Dataset listings of figures
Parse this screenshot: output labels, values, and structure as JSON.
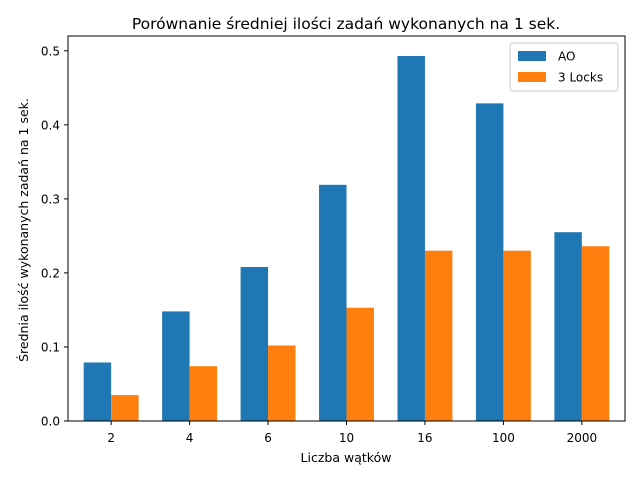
{
  "chart_data": {
    "type": "bar",
    "title": "Porównanie średniej ilości zadań wykonanych na 1 sek.",
    "xlabel": "Liczba wątków",
    "ylabel": "Średnia ilość wykonanych zadań na 1 sek.",
    "categories": [
      "2",
      "4",
      "6",
      "10",
      "16",
      "100",
      "2000"
    ],
    "series": [
      {
        "name": "AO",
        "color": "#1f77b4",
        "values": [
          0.079,
          0.148,
          0.208,
          0.319,
          0.493,
          0.429,
          0.255
        ]
      },
      {
        "name": "3 Locks",
        "color": "#ff7f0e",
        "values": [
          0.035,
          0.074,
          0.102,
          0.153,
          0.23,
          0.23,
          0.236
        ]
      }
    ],
    "ylim": [
      0,
      0.52
    ],
    "yticks": [
      0.0,
      0.1,
      0.2,
      0.3,
      0.4,
      0.5
    ],
    "ytick_labels": [
      "0.0",
      "0.1",
      "0.2",
      "0.3",
      "0.4",
      "0.5"
    ],
    "grid": false,
    "legend_position": "top-right"
  }
}
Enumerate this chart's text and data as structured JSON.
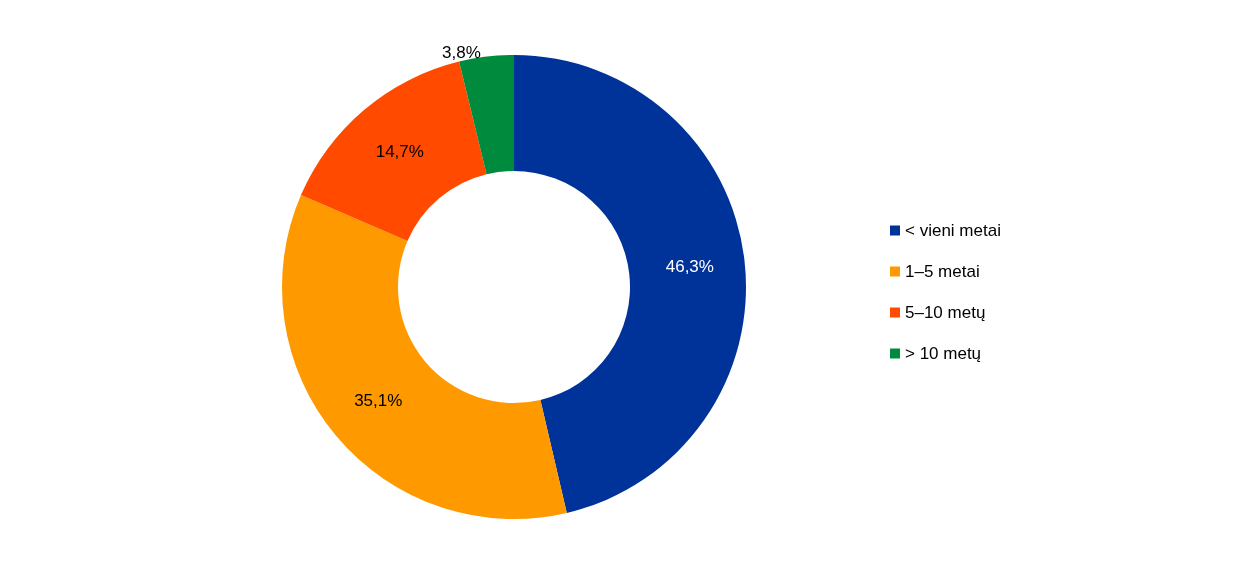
{
  "chart_data": {
    "type": "donut",
    "categories": [
      "< vieni metai",
      "1–5 metai",
      "5–10 metų",
      "> 10 metų"
    ],
    "values": [
      46.3,
      35.1,
      14.7,
      3.8
    ],
    "colors": [
      "#003399",
      "#ff9900",
      "#ff4a00",
      "#008a3e"
    ],
    "value_labels": [
      "46,3%",
      "35,1%",
      "14,7%",
      "3,8%"
    ],
    "legend": "right"
  }
}
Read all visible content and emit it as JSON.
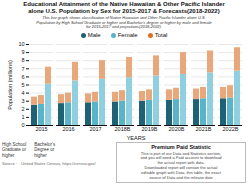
{
  "chart_data": {
    "type": "bar",
    "title": "Educational Attainment of the Native Hawaiian & Other Pacific Islander\nalone U.S. Population by Sex for 2015-2017 & Forecasts(2018-2022)",
    "subtitle": "This bar graph shows classification of Native Hawaiian and Other Pacific Islander alone U.S.\nPopulation by High School Graduate or higher and Bachelor's degree or higher by male and female\nfor 2015-2017 and projections(2018-2022).",
    "x_label": "YEARS",
    "y_label": "Population (millions)",
    "categories": [
      "2015",
      "2016",
      "2017",
      "2018B",
      "2019B",
      "2020B",
      "2021B",
      "2022B"
    ],
    "series": [
      {
        "name": "Male",
        "color": "#1f6175",
        "segments": [
          {
            "color": "#1f6175",
            "values": [
              2.5,
              2.7,
              2.8,
              2.9,
              3.0,
              3.1,
              3.2,
              3.3
            ]
          },
          {
            "color": "#e8a87c",
            "values": [
              1.0,
              1.1,
              1.1,
              1.2,
              1.2,
              1.3,
              1.3,
              1.4
            ]
          }
        ]
      },
      {
        "name": "Female",
        "color": "#5ab4c8",
        "segments": [
          {
            "color": "#5ab4c8",
            "values": [
              2.6,
              2.8,
              2.9,
              3.0,
              3.1,
              3.2,
              3.3,
              3.4
            ]
          },
          {
            "color": "#e8a87c",
            "values": [
              1.1,
              1.2,
              1.2,
              1.3,
              1.3,
              1.4,
              1.4,
              1.5
            ]
          }
        ]
      },
      {
        "name": "Total",
        "color": "#e07020",
        "segments": [
          {
            "color": "#90cfe0",
            "values": [
              5.1,
              5.5,
              5.7,
              5.9,
              6.1,
              6.3,
              6.5,
              6.7
            ]
          },
          {
            "color": "#e8a87c",
            "values": [
              2.1,
              2.3,
              2.3,
              2.5,
              2.5,
              2.7,
              2.7,
              2.9
            ]
          }
        ]
      }
    ],
    "stacked": true,
    "ylim": [
      0,
      10
    ],
    "yticks": [
      0,
      1,
      2,
      3,
      4,
      5,
      6,
      7,
      8,
      9,
      10
    ],
    "grid": true,
    "legend": "top",
    "annotations": [
      "High School\nGraduate or\nhigher",
      "Bachelor's\nDegree or\nhigher"
    ],
    "note_title": "Premium Paid Statistic",
    "note": "This is part of our Data and Statistics section,\nand you will need a Paid account to download\nthe actual report with data.\nDownloaded report will contain the actual\neditable graph with Data, this table, the exact\nsource of Data and the release date",
    "source": "Source :    United States Census, https://census.gov/"
  }
}
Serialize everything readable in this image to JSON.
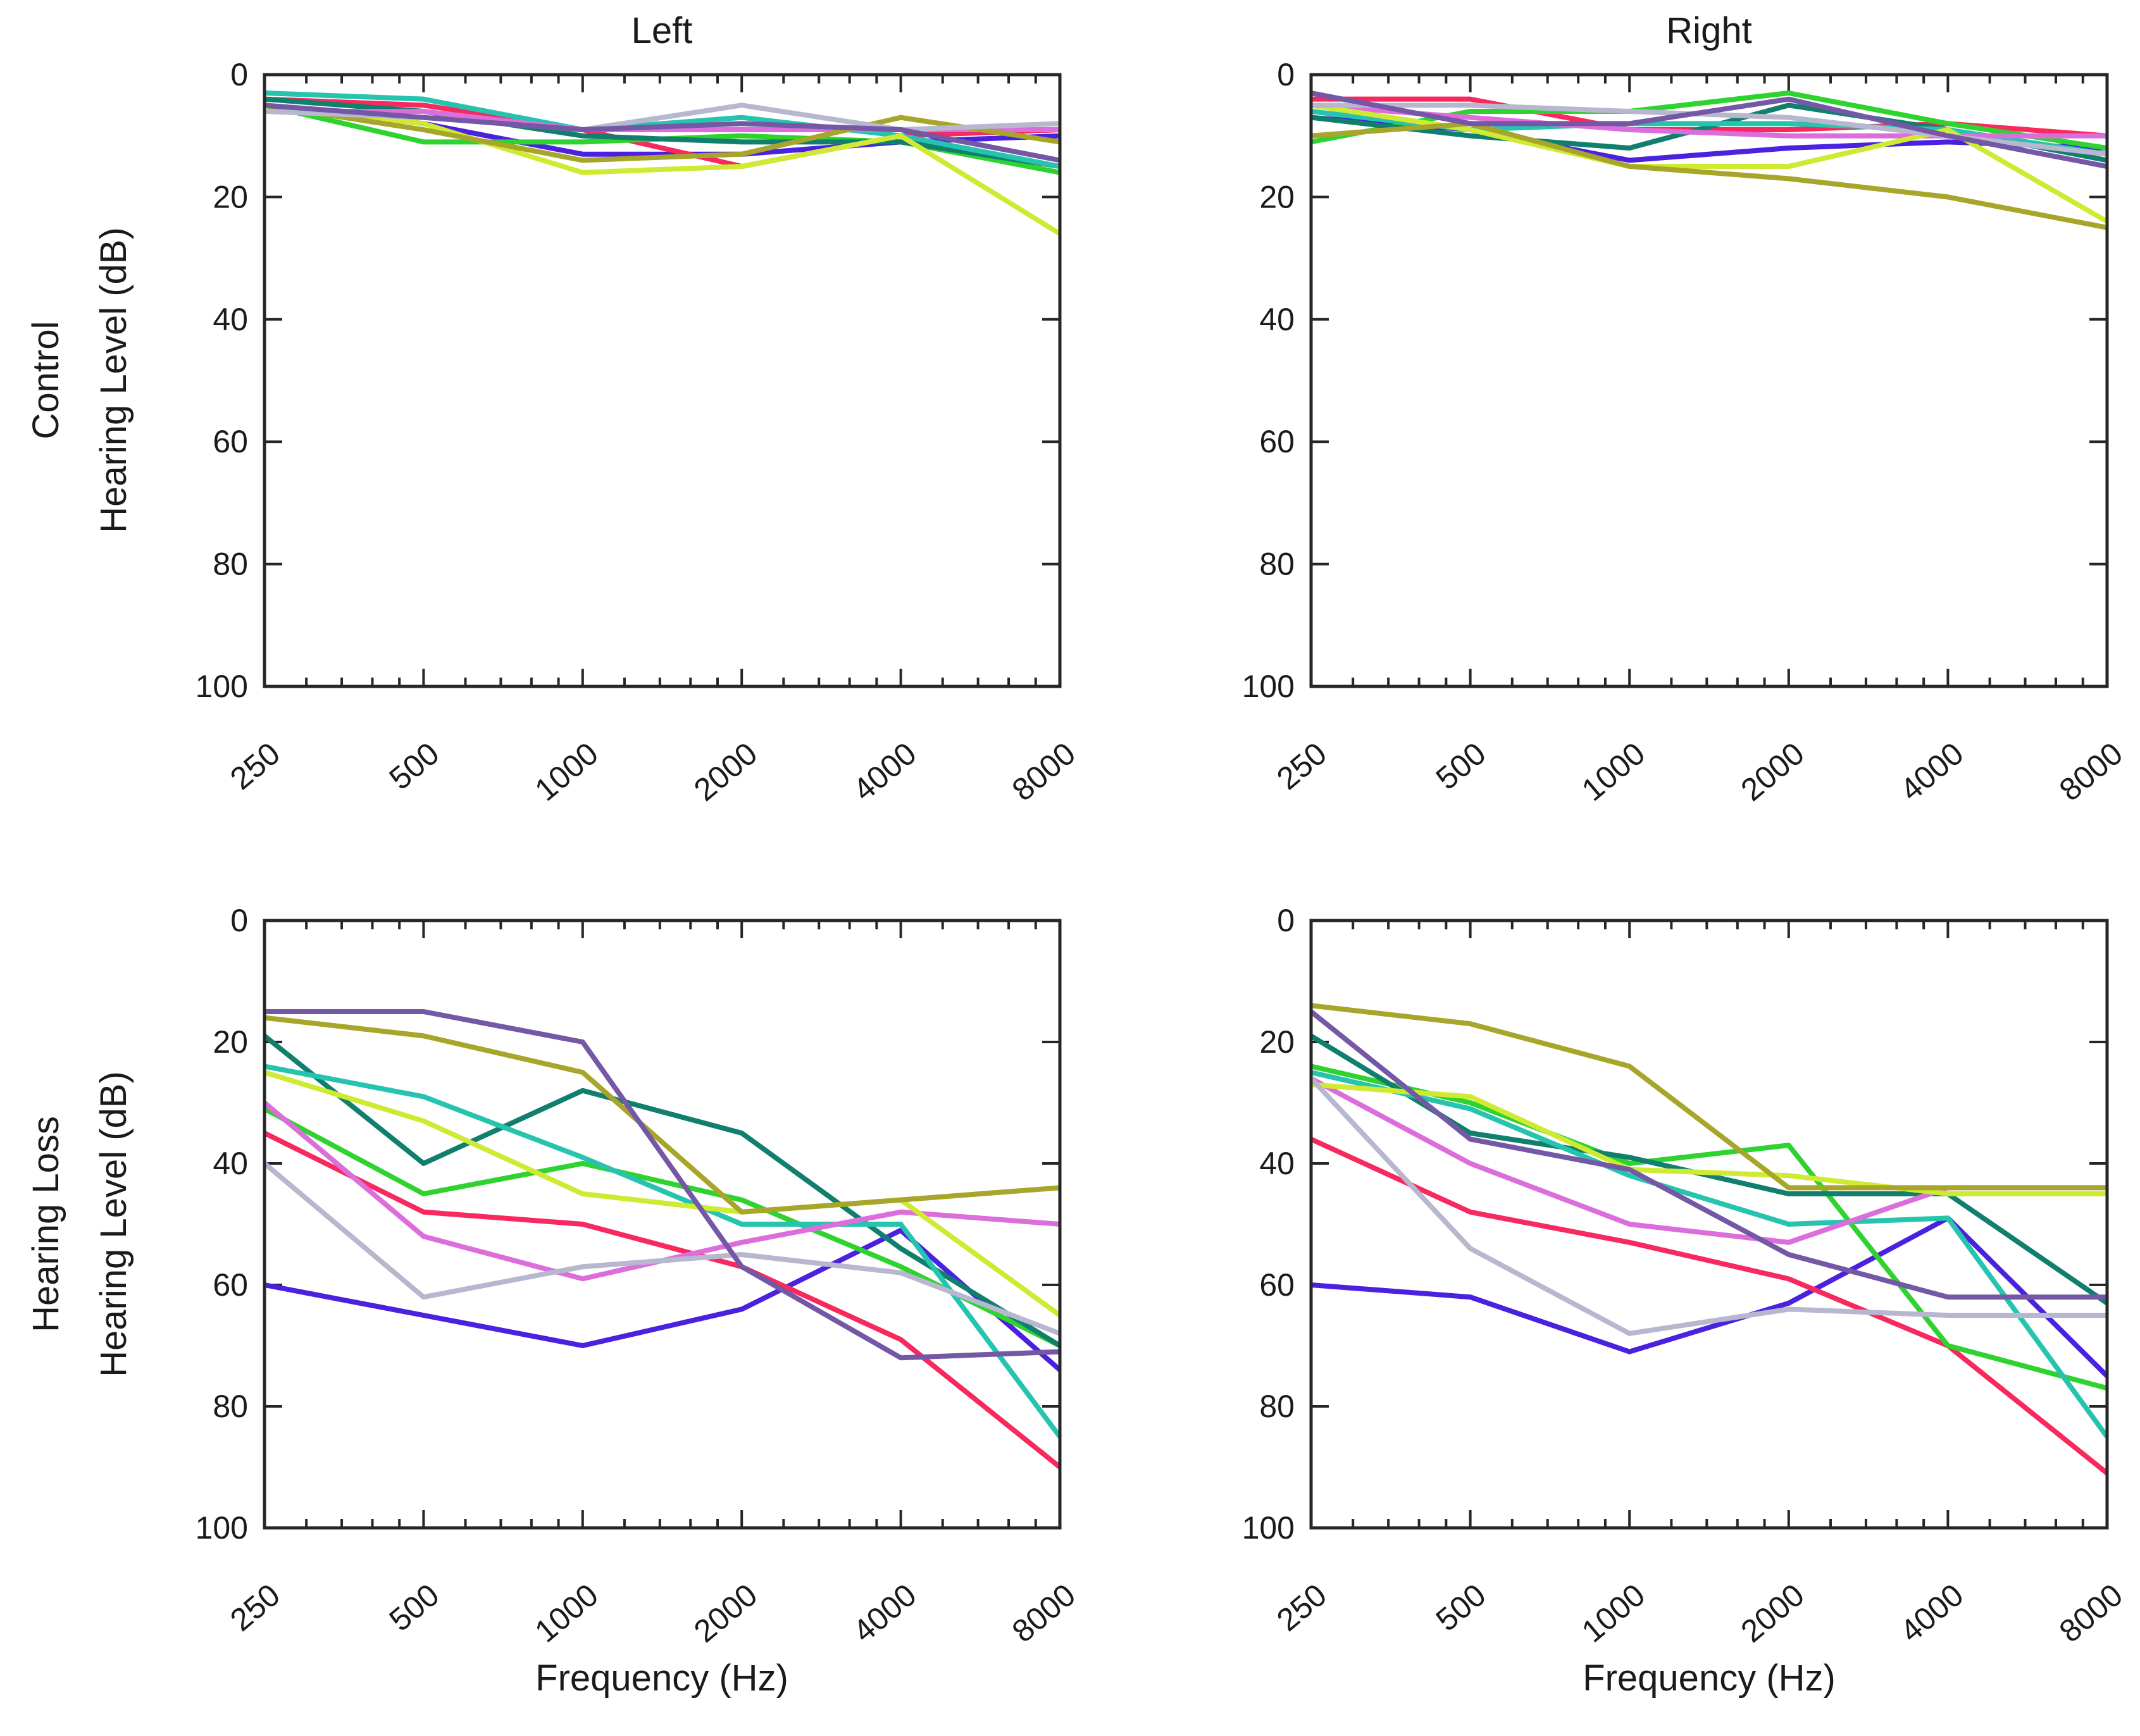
{
  "figure": {
    "background": "#ffffff",
    "text_color": "#1a1a1a",
    "axis_color": "#262626",
    "col_titles": [
      "Left",
      "Right"
    ],
    "row_labels": [
      "Control",
      "Hearing Loss"
    ],
    "y_axis_label": "Hearing Level (dB)",
    "x_axis_label": "Frequency (Hz)",
    "line_colors": {
      "blue": "#4A21DE",
      "crimson": "#F7295E",
      "green": "#2FD32F",
      "dark-teal": "#117F6D",
      "turquoise": "#26C4AE",
      "orchid": "#DC6EDC",
      "chartreuse": "#CFEA32",
      "olive": "#A7A62A",
      "lavender": "#B7B7CF",
      "purple": "#7457A5"
    }
  },
  "chart_data": [
    {
      "id": "control-left",
      "type": "line",
      "row": "Control",
      "col": "Left",
      "title": "Left",
      "x_scale": "log2-octaves",
      "x_categories": [
        250,
        500,
        1000,
        2000,
        4000,
        8000
      ],
      "x_tick_labels": [
        "250",
        "500",
        "1000",
        "2000",
        "4000",
        "8000"
      ],
      "ylim": [
        0,
        100
      ],
      "y_inverted": true,
      "y_ticks": [
        0,
        20,
        40,
        60,
        80,
        100
      ],
      "y_tick_labels": [
        "0",
        "20",
        "40",
        "60",
        "80",
        "100"
      ],
      "series": [
        {
          "name": "subject-blue",
          "color": "#4A21DE",
          "values": [
            5,
            8,
            13,
            13,
            11,
            10
          ]
        },
        {
          "name": "subject-crimson",
          "color": "#F7295E",
          "values": [
            4,
            5,
            9,
            15,
            10,
            9
          ]
        },
        {
          "name": "subject-green",
          "color": "#2FD32F",
          "values": [
            5,
            11,
            11,
            10,
            11,
            16
          ]
        },
        {
          "name": "subject-dark-teal",
          "color": "#117F6D",
          "values": [
            4,
            6,
            10,
            11,
            11,
            15
          ]
        },
        {
          "name": "subject-turquoise",
          "color": "#26C4AE",
          "values": [
            3,
            4,
            9,
            7,
            10,
            15
          ]
        },
        {
          "name": "subject-orchid",
          "color": "#DC6EDC",
          "values": [
            6,
            6,
            9,
            9,
            9,
            9
          ]
        },
        {
          "name": "subject-chartreuse",
          "color": "#CFEA32",
          "values": [
            5,
            8,
            16,
            15,
            10,
            26
          ]
        },
        {
          "name": "subject-olive",
          "color": "#A7A62A",
          "values": [
            5,
            9,
            14,
            13,
            7,
            11
          ]
        },
        {
          "name": "subject-lavender",
          "color": "#B7B7CF",
          "values": [
            6,
            7,
            9,
            5,
            9,
            8
          ]
        },
        {
          "name": "subject-purple",
          "color": "#7457A5",
          "values": [
            5,
            7,
            9,
            8,
            9,
            14
          ]
        }
      ]
    },
    {
      "id": "control-right",
      "type": "line",
      "row": "Control",
      "col": "Right",
      "title": "Right",
      "x_scale": "log2-octaves",
      "x_categories": [
        250,
        500,
        1000,
        2000,
        4000,
        8000
      ],
      "x_tick_labels": [
        "250",
        "500",
        "1000",
        "2000",
        "4000",
        "8000"
      ],
      "ylim": [
        0,
        100
      ],
      "y_inverted": true,
      "y_ticks": [
        0,
        20,
        40,
        60,
        80,
        100
      ],
      "y_tick_labels": [
        "0",
        "20",
        "40",
        "60",
        "80",
        "100"
      ],
      "series": [
        {
          "name": "subject-blue",
          "color": "#4A21DE",
          "values": [
            7,
            9,
            14,
            12,
            11,
            12
          ]
        },
        {
          "name": "subject-crimson",
          "color": "#F7295E",
          "values": [
            4,
            4,
            9,
            9,
            8,
            10
          ]
        },
        {
          "name": "subject-green",
          "color": "#2FD32F",
          "values": [
            11,
            6,
            6,
            3,
            8,
            12
          ]
        },
        {
          "name": "subject-dark-teal",
          "color": "#117F6D",
          "values": [
            7,
            10,
            12,
            5,
            9,
            14
          ]
        },
        {
          "name": "subject-turquoise",
          "color": "#26C4AE",
          "values": [
            6,
            9,
            8,
            8,
            9,
            13
          ]
        },
        {
          "name": "subject-orchid",
          "color": "#DC6EDC",
          "values": [
            5,
            7,
            9,
            10,
            10,
            10
          ]
        },
        {
          "name": "subject-chartreuse",
          "color": "#CFEA32",
          "values": [
            5,
            9,
            15,
            15,
            9,
            24
          ]
        },
        {
          "name": "subject-olive",
          "color": "#A7A62A",
          "values": [
            10,
            8,
            15,
            17,
            20,
            25
          ]
        },
        {
          "name": "subject-lavender",
          "color": "#B7B7CF",
          "values": [
            5,
            5,
            6,
            7,
            10,
            13
          ]
        },
        {
          "name": "subject-purple",
          "color": "#7457A5",
          "values": [
            3,
            8,
            8,
            4,
            10,
            15
          ]
        }
      ]
    },
    {
      "id": "hearing-loss-left",
      "type": "line",
      "row": "Hearing Loss",
      "col": "Left",
      "title": "",
      "x_scale": "log2-octaves",
      "x_categories": [
        250,
        500,
        1000,
        2000,
        4000,
        8000
      ],
      "x_tick_labels": [
        "250",
        "500",
        "1000",
        "2000",
        "4000",
        "8000"
      ],
      "ylim": [
        0,
        100
      ],
      "y_inverted": true,
      "y_ticks": [
        0,
        20,
        40,
        60,
        80,
        100
      ],
      "y_tick_labels": [
        "0",
        "20",
        "40",
        "60",
        "80",
        "100"
      ],
      "series": [
        {
          "name": "subject-blue",
          "color": "#4A21DE",
          "values": [
            60,
            65,
            70,
            64,
            51,
            74
          ]
        },
        {
          "name": "subject-crimson",
          "color": "#F7295E",
          "values": [
            35,
            48,
            50,
            57,
            69,
            90
          ]
        },
        {
          "name": "subject-green",
          "color": "#2FD32F",
          "values": [
            31,
            45,
            40,
            46,
            57,
            70
          ]
        },
        {
          "name": "subject-dark-teal",
          "color": "#117F6D",
          "values": [
            19,
            40,
            28,
            35,
            54,
            70
          ]
        },
        {
          "name": "subject-turquoise",
          "color": "#26C4AE",
          "values": [
            24,
            29,
            39,
            50,
            50,
            85
          ]
        },
        {
          "name": "subject-orchid",
          "color": "#DC6EDC",
          "values": [
            30,
            52,
            59,
            53,
            48,
            50
          ]
        },
        {
          "name": "subject-chartreuse",
          "color": "#CFEA32",
          "values": [
            25,
            33,
            45,
            48,
            46,
            65
          ]
        },
        {
          "name": "subject-olive",
          "color": "#A7A62A",
          "values": [
            16,
            19,
            25,
            48,
            46,
            44
          ]
        },
        {
          "name": "subject-lavender",
          "color": "#B7B7CF",
          "values": [
            40,
            62,
            57,
            55,
            58,
            68
          ]
        },
        {
          "name": "subject-purple",
          "color": "#7457A5",
          "values": [
            15,
            15,
            20,
            57,
            72,
            71
          ]
        }
      ]
    },
    {
      "id": "hearing-loss-right",
      "type": "line",
      "row": "Hearing Loss",
      "col": "Right",
      "title": "",
      "x_scale": "log2-octaves",
      "x_categories": [
        250,
        500,
        1000,
        2000,
        4000,
        8000
      ],
      "x_tick_labels": [
        "250",
        "500",
        "1000",
        "2000",
        "4000",
        "8000"
      ],
      "ylim": [
        0,
        100
      ],
      "y_inverted": true,
      "y_ticks": [
        0,
        20,
        40,
        60,
        80,
        100
      ],
      "y_tick_labels": [
        "0",
        "20",
        "40",
        "60",
        "80",
        "100"
      ],
      "series": [
        {
          "name": "subject-blue",
          "color": "#4A21DE",
          "values": [
            60,
            62,
            71,
            63,
            49,
            75
          ]
        },
        {
          "name": "subject-crimson",
          "color": "#F7295E",
          "values": [
            36,
            48,
            53,
            59,
            70,
            91
          ]
        },
        {
          "name": "subject-green",
          "color": "#2FD32F",
          "values": [
            24,
            30,
            40,
            37,
            70,
            77
          ]
        },
        {
          "name": "subject-dark-teal",
          "color": "#117F6D",
          "values": [
            19,
            35,
            39,
            45,
            45,
            63
          ]
        },
        {
          "name": "subject-turquoise",
          "color": "#26C4AE",
          "values": [
            25,
            31,
            42,
            50,
            49,
            85
          ]
        },
        {
          "name": "subject-orchid",
          "color": "#DC6EDC",
          "values": [
            26,
            40,
            50,
            53,
            44,
            44
          ]
        },
        {
          "name": "subject-chartreuse",
          "color": "#CFEA32",
          "values": [
            27,
            29,
            41,
            42,
            45,
            45
          ]
        },
        {
          "name": "subject-olive",
          "color": "#A7A62A",
          "values": [
            14,
            17,
            24,
            44,
            44,
            44
          ]
        },
        {
          "name": "subject-lavender",
          "color": "#B7B7CF",
          "values": [
            26,
            54,
            68,
            64,
            65,
            65
          ]
        },
        {
          "name": "subject-purple",
          "color": "#7457A5",
          "values": [
            15,
            36,
            41,
            55,
            62,
            62
          ]
        }
      ]
    }
  ]
}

▶ Problem requirements: Provide solely the number of lines in the data that include the word "Bachelor".

▶ Reply to the task: 2